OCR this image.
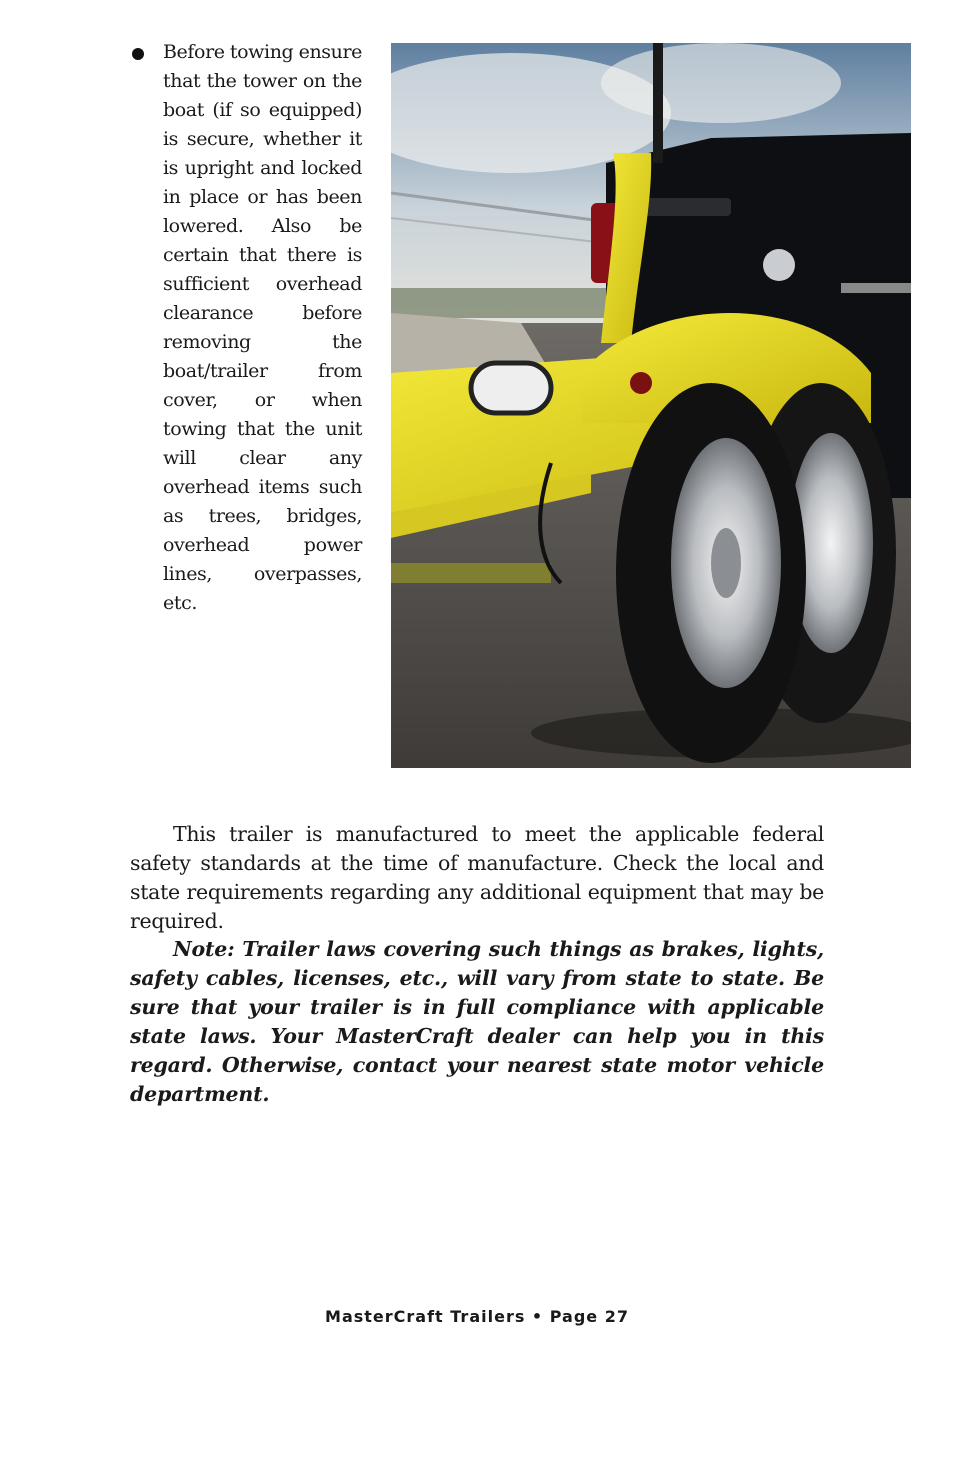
Before towing ensure that the tower on the boat (if so equipped) is secure, whether it is upright and locked in place or has been lowered. Also be certain that there is sufficient overhead clearance before removing the boat/trailer from cover, or when towing that the unit will clear any overhead items such as trees, bridges, overhead power lines, overpasses, etc.

This trailer is manufactured to meet the applicable federal safety standards at the time of manufacture. Check the local and state requirements regarding any additional equipment that may be required.

Note: Trailer laws covering such things as brakes, lights, safety cables, licenses, etc., will vary from state to state. Be sure that your trailer is in full compliance with applicable state laws. Your MasterCraft dealer can help you in this regard. Otherwise, contact your nearest state motor vehicle department.

MasterCraft Trailers • Page 27
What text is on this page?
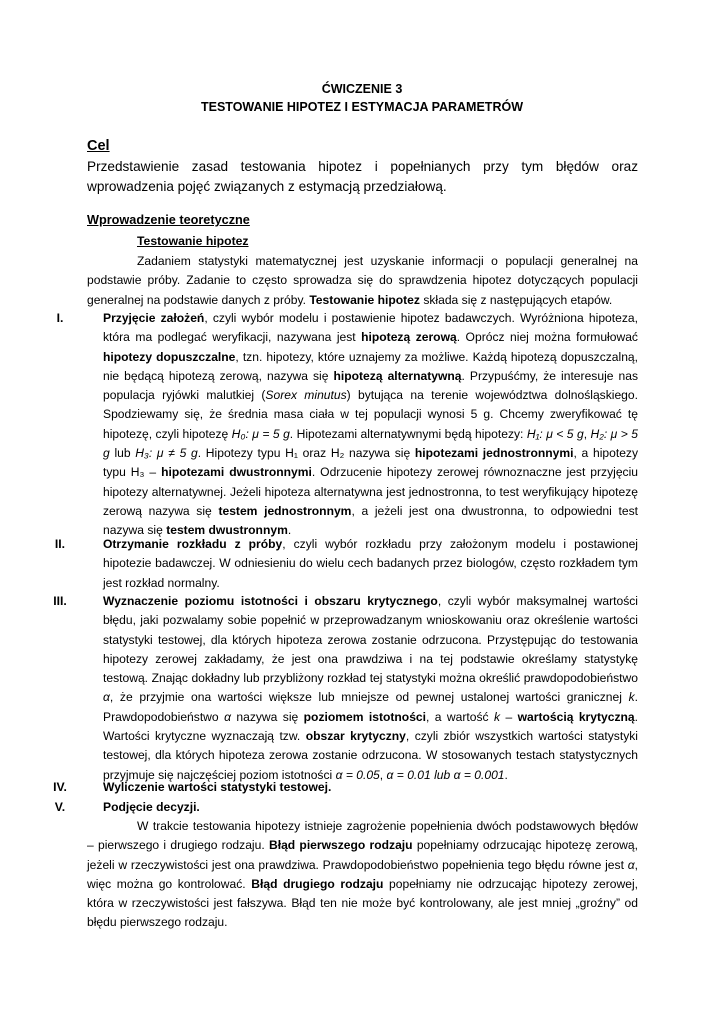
ĆWICZENIE 3
TESTOWANIE HIPOTEZ I ESTYMACJA PARAMETRÓW
Cel
Przedstawienie zasad testowania hipotez i popełnianych przy tym błędów oraz wprowadzenia pojęć związanych z estymacją przedziałową.
Wprowadzenie teoretyczne
Testowanie hipotez
Zadaniem statystyki matematycznej jest uzyskanie informacji o populacji generalnej na podstawie próby. Zadanie to często sprowadza się do sprawdzenia hipotez dotyczących populacji generalnej na podstawie danych z próby. Testowanie hipotez składa się z następujących etapów.
I.	Przyjęcie założeń, czyli wybór modelu i postawienie hipotez badawczych. Wyróżniona hipoteza, która ma podlegać weryfikacji, nazywana jest hipotezą zerową. Oprócz niej można formułować hipotezy dopuszczalne, tzn. hipotezy, które uznajemy za możliwe. Każdą hipotezą dopuszczalną, nie będącą hipotezą zerową, nazywa się hipotezą alternatywną. Przypuśćmy, że interesuje nas populacja ryjówki malutkiej (Sorex minutus) bytująca na terenie województwa dolnośląskiego. Spodziewamy się, że średnia masa ciała w tej populacji wynosi 5 g. Chcemy zweryfikować tę hipotezę, czyli hipotezę H₀: μ = 5 g. Hipotezami alternatywnymi będą hipotezy: H₁: μ < 5 g, H₂: μ > 5 g lub H₃: μ ≠ 5 g. Hipotezy typu H₁ oraz H₂ nazywa się hipotezami jednostronnymi, a hipotezy typu H₃ – hipotezami dwustronnymi. Odrzucenie hipotezy zerowej równoznaczne jest przyjęciu hipotezy alternatywnej. Jeżeli hipoteza alternatywna jest jednostronna, to test weryfikujący hipotezę zerową nazywa się testem jednostronnym, a jeżeli jest ona dwustronna, to odpowiedni test nazywa się testem dwustronnym.
II.	Otrzymanie rozkładu z próby, czyli wybór rozkładu przy założonym modelu i postawionej hipotezie badawczej. W odniesieniu do wielu cech badanych przez biologów, często rozkładem tym jest rozkład normalny.
III.	Wyznaczenie poziomu istotności i obszaru krytycznego, czyli wybór maksymalnej wartości błędu, jaki pozwalamy sobie popełnić w przeprowadzanym wnioskowaniu oraz określenie wartości statystyki testowej, dla których hipoteza zerowa zostanie odrzucona. Przystępując do testowania hipotezy zerowej zakładamy, że jest ona prawdziwa i na tej podstawie określamy statystykę testową. Znając dokładny lub przybliżony rozkład tej statystyki można określić prawdopodobieństwo α, że przyjmie ona wartości większe lub mniejsze od pewnej ustalonej wartości granicznej k. Prawdopodobieństwo α nazywa się poziomem istotności, a wartość k – wartością krytyczną. Wartości krytyczne wyznaczają tzw. obszar krytyczny, czyli zbiór wszystkich wartości statystyki testowej, dla których hipoteza zerowa zostanie odrzucona. W stosowanych testach statystycznych przyjmuje się najczęściej poziom istotności α = 0.05, α = 0.01 lub α = 0.001.
IV.	Wyliczenie wartości statystyki testowej.
V.	Podjęcie decyzji.
W trakcie testowania hipotezy istnieje zagrożenie popełnienia dwóch podstawowych błędów – pierwszego i drugiego rodzaju. Błąd pierwszego rodzaju popełniamy odrzucając hipotezę zerową, jeżeli w rzeczywistości jest ona prawdziwa. Prawdopodobieństwo popełnienia tego błędu równe jest α, więc można go kontrolować. Błąd drugiego rodzaju popełniamy nie odrzucając hipotezy zerowej, która w rzeczywistości jest fałszywa. Błąd ten nie może być kontrolowany, ale jest mniej „groźny” od błędu pierwszego rodzaju.
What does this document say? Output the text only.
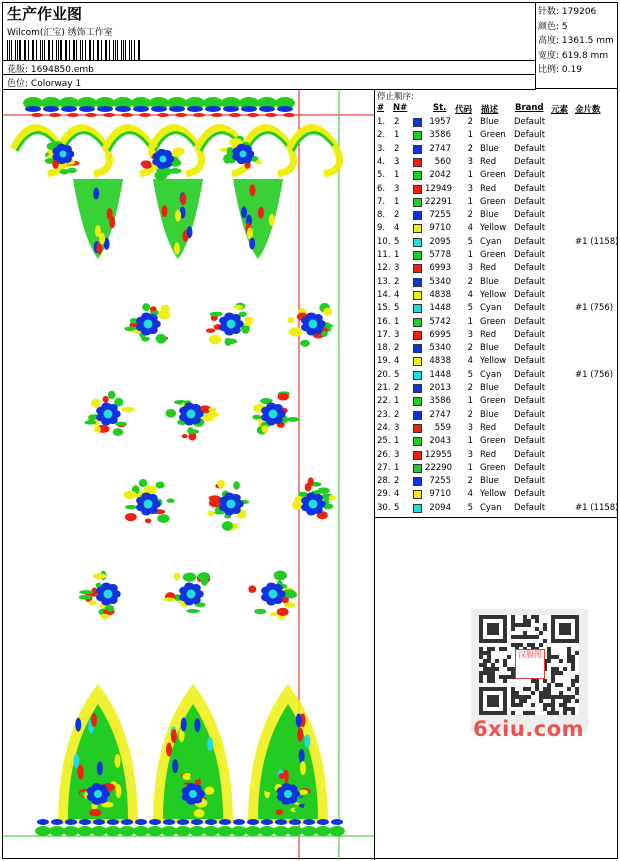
生产作业图
Wilcom(汇宝) 绣饰工作室
花版: 1694850.emb
色位: Colorway 1
针数: 179206
颜色: 5
高度: 1361.5 mm
宽度: 619.8 mm
比例: 0.19
停止顺序:
# N#	St. 代码 描述 Brand 元素 金片数
1. 2	1957	2 Blue Default
2. 1	3586	1 Green Default
3. 2	2747	2 Blue Default
4. 3	560	3 Red Default
5. 1	2042	1 Green Default
6. 3	12949	3 Red Default
7. 1	22291	1 Green Default
8. 2	7255	2 Blue Default
9. 4	9710	4 Yellow Default
10. 5	2095	5 Cyan Default	#1 (1158)
11. 1	5778	1 Green Default
12. 3	6993	3 Red Default
13. 2	5340	2 Blue Default
14. 4	4838	4 Yellow Default
15. 5	1448	5 Cyan Default	#1 (756)
16. 1	5742	1 Green Default
17. 3	6995	3 Red Default
18. 2	5340	2 Blue Default
19. 4	4838	4 Yellow Default
20. 5	1448	5 Cyan Default	#1 (756)
21. 2	2013	2 Blue Default
22. 1	3586	1 Green Default
23. 2	2747	2 Blue Default
24. 3	559	3 Red Default
25. 1	2043	1 Green Default
26. 3	12955	3 Red Default
27. 1	22290	1 Green Default
28. 2	7255	2 Blue Default
29. 4	9710	4 Yellow Default
30. 5	2094	5 Cyan Default	#1 (1158)
汉服图
6xiu.com
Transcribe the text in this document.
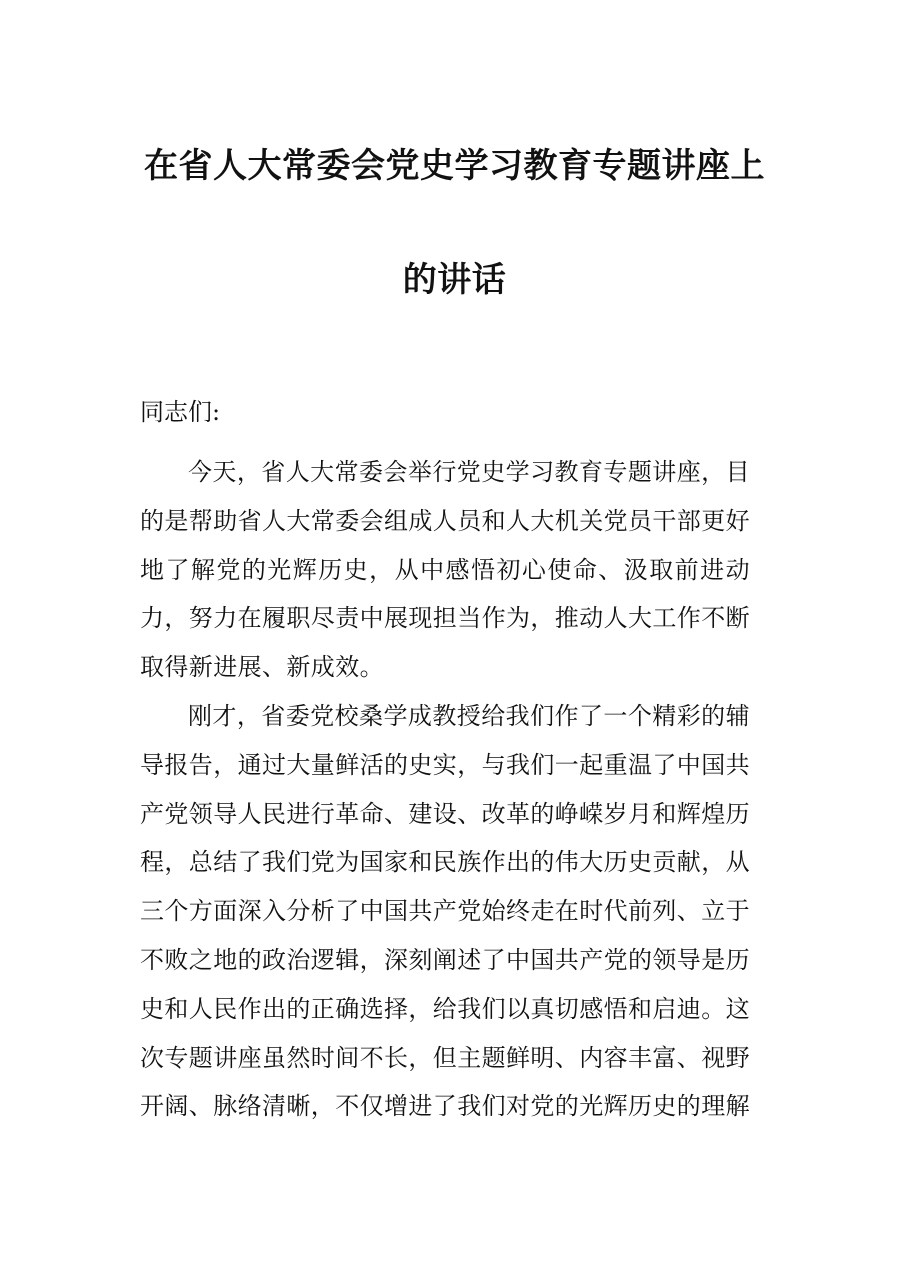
在省人大常委会党史学习教育专题讲座上
的讲话

同志们:

今天，省人大常委会举行党史学习教育专题讲座，目的是帮助省人大常委会组成人员和人大机关党员干部更好地了解党的光辉历史，从中感悟初心使命、汲取前进动力，努力在履职尽责中展现担当作为，推动人大工作不断取得新进展、新成效。

刚才，省委党校桑学成教授给我们作了一个精彩的辅导报告，通过大量鲜活的史实，与我们一起重温了中国共产党领导人民进行革命、建设、改革的峥嵘岁月和辉煌历程，总结了我们党为国家和民族作出的伟大历史贡献，从三个方面深入分析了中国共产党始终走在时代前列、立于不败之地的政治逻辑，深刻阐述了中国共产党的领导是历史和人民作出的正确选择，给我们以真切感悟和启迪。这次专题讲座虽然时间不长，但主题鲜明、内容丰富、视野开阔、脉络清晰，不仅增进了我们对党的光辉历史的理解
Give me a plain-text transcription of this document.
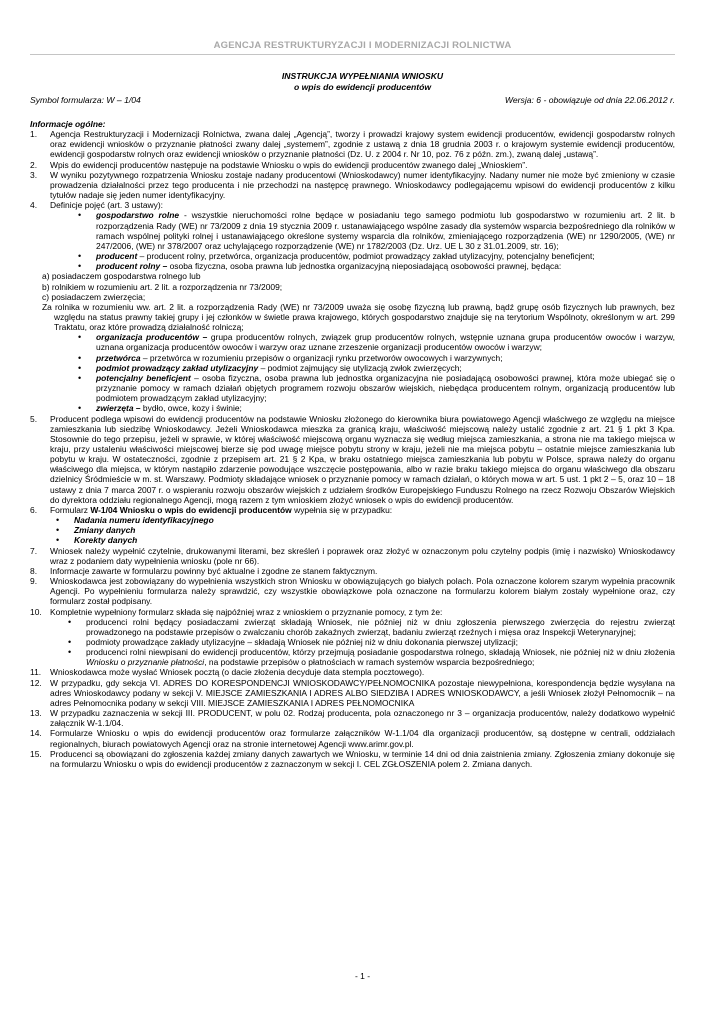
AGENCJA RESTRUKTURYZACJI I MODERNIZACJI ROLNICTWA
INSTRUKCJA WYPEŁNIANIA WNIOSKU
o wpis do ewidencji producentów
Symbol formularza: W – 1/04	Wersja: 6 - obowiązuje od dnia 22.06.2012 r.
Informacje ogólne:
1.	Agencja Restrukturyzacji i Modernizacji Rolnictwa, zwana dalej „Agencją”, tworzy i prowadzi krajowy system ewidencji producentów, ewidencji gospodarstw rolnych oraz ewidencji wniosków o przyznanie płatności zwany dalej „systemem”, zgodnie z ustawą z dnia 18 grudnia 2003 r. o krajowym systemie ewidencji producentów, ewidencji gospodarstw rolnych oraz ewidencji wniosków o przyznanie płatności (Dz. U. z 2004 r. Nr 10, poz. 76 z późn. zm.), zwaną dalej „ustawą”.
2.	Wpis do ewidencji producentów następuje na podstawie Wniosku o wpis do ewidencji producentów zwanego dalej „Wnioskiem”.
3.	W wyniku pozytywnego rozpatrzenia Wniosku zostaje nadany producentowi (Wnioskodawcy) numer identyfikacyjny. Nadany numer nie może być zmieniony w czasie prowadzenia działalności przez tego producenta i nie przechodzi na następcę prawnego. Wnioskodawcy podlegającemu wpisowi do ewidencji producentów z kilku tytułów nadaje się jeden numer identyfikacyjny.
4.	Definicje pojęć (art. 3 ustawy):
•	gospodarstwo rolne - wszystkie nieruchomości rolne będące w posiadaniu tego samego podmiotu lub gospodarstwo w rozumieniu art. 2 lit. b rozporządzenia Rady (WE) nr 73/2009 z dnia 19 stycznia 2009 r. ustanawiającego wspólne zasady dla systemów wsparcia bezpośredniego dla rolników w ramach wspólnej polityki rolnej i ustanawiającego określone systemy wsparcia dla rolników, zmieniającego rozporządzenia (WE) nr 1290/2005, (WE) nr 247/2006, (WE) nr 378/2007 oraz uchylającego rozporządzenie (WE) nr 1782/2003 (Dz. Urz. UE L 30 z 31.01.2009, str. 16);
•	producent – producent rolny, przetwórca, organizacja producentów, podmiot prowadzący zakład utylizacyjny, potencjalny beneficjent;
•	producent rolny – osoba fizyczna, osoba prawna lub jednostka organizacyjną nieposiadającą osobowości prawnej, będąca:
a) posiadaczem gospodarstwa rolnego lub
b) rolnikiem w rozumieniu art. 2 lit. a rozporządzenia nr 73/2009;
c) posiadaczem zwierzęcia;
Za rolnika w rozumieniu ww. art. 2 lit. a rozporządzenia Rady (WE) nr 73/2009 uważa się osobę fizyczną lub prawną, bądź grupę osób fizycznych lub prawnych, bez względu na status prawny takiej grupy i jej członków w świetle prawa krajowego, których gospodarstwo znajduje się na terytorium Wspólnoty, określonym w art. 299 Traktatu, oraz które prowadzą działalność rolniczą;
•	organizacja producentów – grupa producentów rolnych, związek grup producentów rolnych, wstępnie uznana grupa producentów owoców i warzyw, uznana organizacja producentów owoców i warzyw oraz uznane zrzeszenie organizacji producentów owoców i warzyw;
•	przetwórca – przetwórca w rozumieniu przepisów o organizacji rynku przetworów owocowych i warzywnych;
•	podmiot prowadzący zakład utylizacyjny – podmiot zajmujący się utylizacją zwłok zwierzęcych;
•	potencjalny beneficjent – osoba fizyczna, osoba prawna lub jednostka organizacyjna nie posiadającą osobowości prawnej, która może ubiegać się o przyznanie pomocy w ramach działań objętych programem rozwoju obszarów wiejskich, niebędąca producentem rolnym, organizacją producentów lub podmiotem prowadzącym zakład utylizacyjny;
•	zwierzęta – bydło, owce, kozy i świnie;
5.	Producent podlega wpisowi do ewidencji producentów na podstawie Wniosku złożonego do kierownika biura powiatowego Agencji właściwego ze względu na miejsce zamieszkania lub siedzibę Wnioskodawcy. Jeżeli Wnioskodawca mieszka za granicą kraju, właściwość miejscową należy ustalić zgodnie z art. 21 § 1 pkt 3 Kpa. Stosownie do tego przepisu, jeżeli w sprawie, w której właściwość miejscową organu wyznacza się według miejsca zamieszkania, a strona nie ma takiego miejsca w kraju, przy ustaleniu właściwości miejscowej bierze się pod uwagę miejsce pobytu strony w kraju, jeżeli nie ma miejsca pobytu – ostatnie miejsce zamieszkania lub pobytu w kraju. W ostateczności, zgodnie z przepisem art. 21 § 2 Kpa, w braku ostatniego miejsca zamieszkania lub pobytu w Polsce, sprawa należy do organu właściwego dla miejsca, w którym nastąpiło zdarzenie powodujące wszczęcie postępowania, albo w razie braku takiego miejsca do organu właściwego dla obszaru dzielnicy Śródmieście w m. st. Warszawy. Podmioty składające wniosek o przyznanie pomocy w ramach działań, o których mowa w art. 5 ust. 1 pkt 2 – 5, oraz 10 – 18 ustawy z dnia 7 marca 2007 r. o wspieraniu rozwoju obszarów wiejskich z udziałem środków Europejskiego Funduszu Rolnego na rzecz Rozwoju Obszarów Wiejskich do dyrektora oddziału regionalnego Agencji, mogą razem z tym wnioskiem złożyć wniosek o wpis do ewidencji producentów.
6.	Formularz W-1/04 Wniosku o wpis do ewidencji producentów wypełnia się w przypadku:
•	Nadania numeru identyfikacyjnego
•	Zmiany danych
•	Korekty danych
7.	Wniosek należy wypełnić czytelnie, drukowanymi literami, bez skreśleń i poprawek oraz złożyć w oznaczonym polu czytelny podpis (imię i nazwisko) Wnioskodawcy wraz z podaniem daty wypełnienia wniosku (pole nr 66).
8.	Informacje zawarte w formularzu powinny być aktualne i zgodne ze stanem faktycznym.
9.	Wnioskodawca jest zobowiązany do wypełnienia wszystkich stron Wniosku w obowiązujących go białych polach. Pola oznaczone kolorem szarym wypełnia pracownik Agencji. Po wypełnieniu formularza należy sprawdzić, czy wszystkie obowiązkowe pola oznaczone na formularzu kolorem białym zostały wypełnione oraz, czy formularz został podpisany.
10. Kompletnie wypełniony formularz składa się najpóźniej wraz z wnioskiem o przyznanie pomocy, z tym że:
•	producenci rolni będący posiadaczami zwierząt składają Wniosek, nie później niż w dniu zgłoszenia pierwszego zwierzęcia do rejestru zwierząt prowadzonego na podstawie przepisów o zwalczaniu chorób zakaźnych zwierząt, badaniu zwierząt rzeźnych i mięsa oraz Inspekcji Weterynaryjnej;
•	podmioty prowadzące zakłady utylizacyjne – składają Wniosek nie później niż w dniu dokonania pierwszej utylizacji;
•	producenci rolni niewpisani do ewidencji producentów, którzy przejmują posiadanie gospodarstwa rolnego, składają Wniosek, nie później niż w dniu złożenia Wniosku o przyznanie płatności, na podstawie przepisów o płatnościach w ramach systemów wsparcia bezpośredniego;
11.	Wnioskodawca może wysłać Wniosek pocztą (o dacie złożenia decyduje data stempla pocztowego).
12. W przypadku, gdy sekcja VI. ADRES DO KORESPONDENCJI WNIOSKODAWCY/PEŁNOMOCNIKA pozostaje niewypełniona, korespondencja będzie wysyłana na adres Wnioskodawcy podany w sekcji V. MIEJSCE ZAMIESZKANIA I ADRES ALBO SIEDZIBA I ADRES WNIOSKODAWCY, a jeśli Wniosek złożył Pełnomocnik – na adres Pełnomocnika podany w sekcji VIII. MIEJSCE ZAMIESZKANIA I ADRES PEŁNOMOCNIKA
13. W przypadku zaznaczenia w sekcji III. PRODUCENT, w polu 02. Rodzaj producenta, pola oznaczonego nr 3 – organizacja producentów, należy dodatkowo wypełnić załącznik W-1.1/04.
14. Formularze Wniosku o wpis do ewidencji producentów oraz formularze załączników W-1.1/04 dla organizacji producentów, są dostępne w centrali, oddziałach regionalnych, biurach powiatowych Agencji oraz na stronie internetowej Agencji www.arimr.gov.pl.
15. Producenci są obowiązani do zgłoszenia każdej zmiany danych zawartych we Wniosku, w terminie 14 dni od dnia zaistnienia zmiany. Zgłoszenia zmiany dokonuje się na formularzu Wniosku o wpis do ewidencji producentów z zaznaczonym w sekcji I. CEL ZGŁOSZENIA polem 2. Zmiana danych.
- 1 -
########################################
▶ Aim of the task:
Count how many lines in the data contain the word "prawna", giving the number without comment.

▶ Completed task:
2